AIM OF THE TASK:
Identify the lines that contain the string "einem" and copy all of them.
* * *
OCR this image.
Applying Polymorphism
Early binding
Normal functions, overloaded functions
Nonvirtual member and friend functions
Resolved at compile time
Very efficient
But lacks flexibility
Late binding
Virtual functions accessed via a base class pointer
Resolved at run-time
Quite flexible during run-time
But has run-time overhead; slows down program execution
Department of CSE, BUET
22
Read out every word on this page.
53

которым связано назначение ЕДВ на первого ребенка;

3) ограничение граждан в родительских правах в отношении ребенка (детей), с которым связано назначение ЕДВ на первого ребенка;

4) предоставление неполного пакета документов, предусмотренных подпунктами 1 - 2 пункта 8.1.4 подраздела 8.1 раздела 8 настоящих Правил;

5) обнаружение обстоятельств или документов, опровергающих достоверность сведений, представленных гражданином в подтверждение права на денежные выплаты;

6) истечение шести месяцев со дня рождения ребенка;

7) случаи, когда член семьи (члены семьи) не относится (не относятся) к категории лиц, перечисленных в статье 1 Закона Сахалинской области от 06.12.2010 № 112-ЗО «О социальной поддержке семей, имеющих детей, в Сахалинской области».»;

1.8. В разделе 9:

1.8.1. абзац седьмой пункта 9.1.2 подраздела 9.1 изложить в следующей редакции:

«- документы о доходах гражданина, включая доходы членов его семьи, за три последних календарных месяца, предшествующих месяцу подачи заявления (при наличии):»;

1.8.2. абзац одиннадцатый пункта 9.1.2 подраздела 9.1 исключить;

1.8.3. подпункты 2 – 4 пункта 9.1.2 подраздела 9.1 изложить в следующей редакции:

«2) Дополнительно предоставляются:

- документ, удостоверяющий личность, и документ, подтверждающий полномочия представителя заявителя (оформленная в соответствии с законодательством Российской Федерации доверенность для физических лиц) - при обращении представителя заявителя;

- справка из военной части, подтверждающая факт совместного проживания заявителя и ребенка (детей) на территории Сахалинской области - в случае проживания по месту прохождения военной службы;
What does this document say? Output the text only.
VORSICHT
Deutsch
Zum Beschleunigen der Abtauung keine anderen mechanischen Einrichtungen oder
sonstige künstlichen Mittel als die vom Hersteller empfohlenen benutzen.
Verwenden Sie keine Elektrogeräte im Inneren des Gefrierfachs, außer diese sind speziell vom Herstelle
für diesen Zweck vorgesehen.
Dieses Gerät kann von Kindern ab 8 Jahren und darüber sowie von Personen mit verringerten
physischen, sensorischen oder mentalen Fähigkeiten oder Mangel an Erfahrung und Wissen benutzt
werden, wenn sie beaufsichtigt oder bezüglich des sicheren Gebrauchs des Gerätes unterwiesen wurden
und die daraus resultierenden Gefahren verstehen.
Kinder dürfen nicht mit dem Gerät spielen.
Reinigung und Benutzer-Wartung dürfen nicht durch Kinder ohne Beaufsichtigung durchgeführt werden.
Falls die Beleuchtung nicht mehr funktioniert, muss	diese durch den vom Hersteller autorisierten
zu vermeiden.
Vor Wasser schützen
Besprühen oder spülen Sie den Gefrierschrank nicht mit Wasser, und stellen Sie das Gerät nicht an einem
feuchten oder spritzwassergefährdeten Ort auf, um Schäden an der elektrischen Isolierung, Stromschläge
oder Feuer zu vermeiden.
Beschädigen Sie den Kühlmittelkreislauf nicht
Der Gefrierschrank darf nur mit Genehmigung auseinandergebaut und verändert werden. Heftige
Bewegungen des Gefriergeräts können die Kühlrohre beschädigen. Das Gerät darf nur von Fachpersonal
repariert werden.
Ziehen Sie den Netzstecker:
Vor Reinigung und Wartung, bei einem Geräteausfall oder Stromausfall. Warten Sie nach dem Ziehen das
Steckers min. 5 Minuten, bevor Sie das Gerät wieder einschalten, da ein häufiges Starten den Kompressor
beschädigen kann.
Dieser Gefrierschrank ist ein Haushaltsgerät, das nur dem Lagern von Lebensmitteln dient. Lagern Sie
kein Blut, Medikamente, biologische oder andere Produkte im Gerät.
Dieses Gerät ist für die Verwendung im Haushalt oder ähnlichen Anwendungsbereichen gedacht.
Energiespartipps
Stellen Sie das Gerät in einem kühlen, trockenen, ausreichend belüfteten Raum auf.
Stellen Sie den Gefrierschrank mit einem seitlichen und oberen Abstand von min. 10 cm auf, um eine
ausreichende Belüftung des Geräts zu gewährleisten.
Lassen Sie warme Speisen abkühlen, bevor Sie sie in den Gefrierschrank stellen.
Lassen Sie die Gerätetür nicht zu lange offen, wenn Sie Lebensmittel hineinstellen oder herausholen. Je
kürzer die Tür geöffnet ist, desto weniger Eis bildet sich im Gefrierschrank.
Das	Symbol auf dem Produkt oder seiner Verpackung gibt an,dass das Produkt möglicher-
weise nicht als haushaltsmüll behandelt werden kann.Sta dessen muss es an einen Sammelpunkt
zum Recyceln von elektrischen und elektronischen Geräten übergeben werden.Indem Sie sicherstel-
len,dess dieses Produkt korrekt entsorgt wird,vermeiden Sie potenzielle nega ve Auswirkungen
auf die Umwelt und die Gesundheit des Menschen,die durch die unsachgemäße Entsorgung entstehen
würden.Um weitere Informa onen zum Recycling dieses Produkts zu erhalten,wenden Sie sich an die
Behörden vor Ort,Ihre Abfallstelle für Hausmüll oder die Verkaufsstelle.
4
* * *
THE RESULT:
Besprühen oder spülen Sie den Gefrierschrank nicht mit Wasser, und stellen Sie das Gerät nicht an einem
Vor Reinigung und Wartung, bei einem Geräteausfall oder Stromausfall. Warten Sie nach dem Ziehen das
Stellen Sie das Gerät in einem kühlen, trockenen, ausreichend belüfteten Raum auf.
Stellen Sie den Gefrierschrank mit einem seitlichen und oberen Abstand von min. 10 cm auf, um eine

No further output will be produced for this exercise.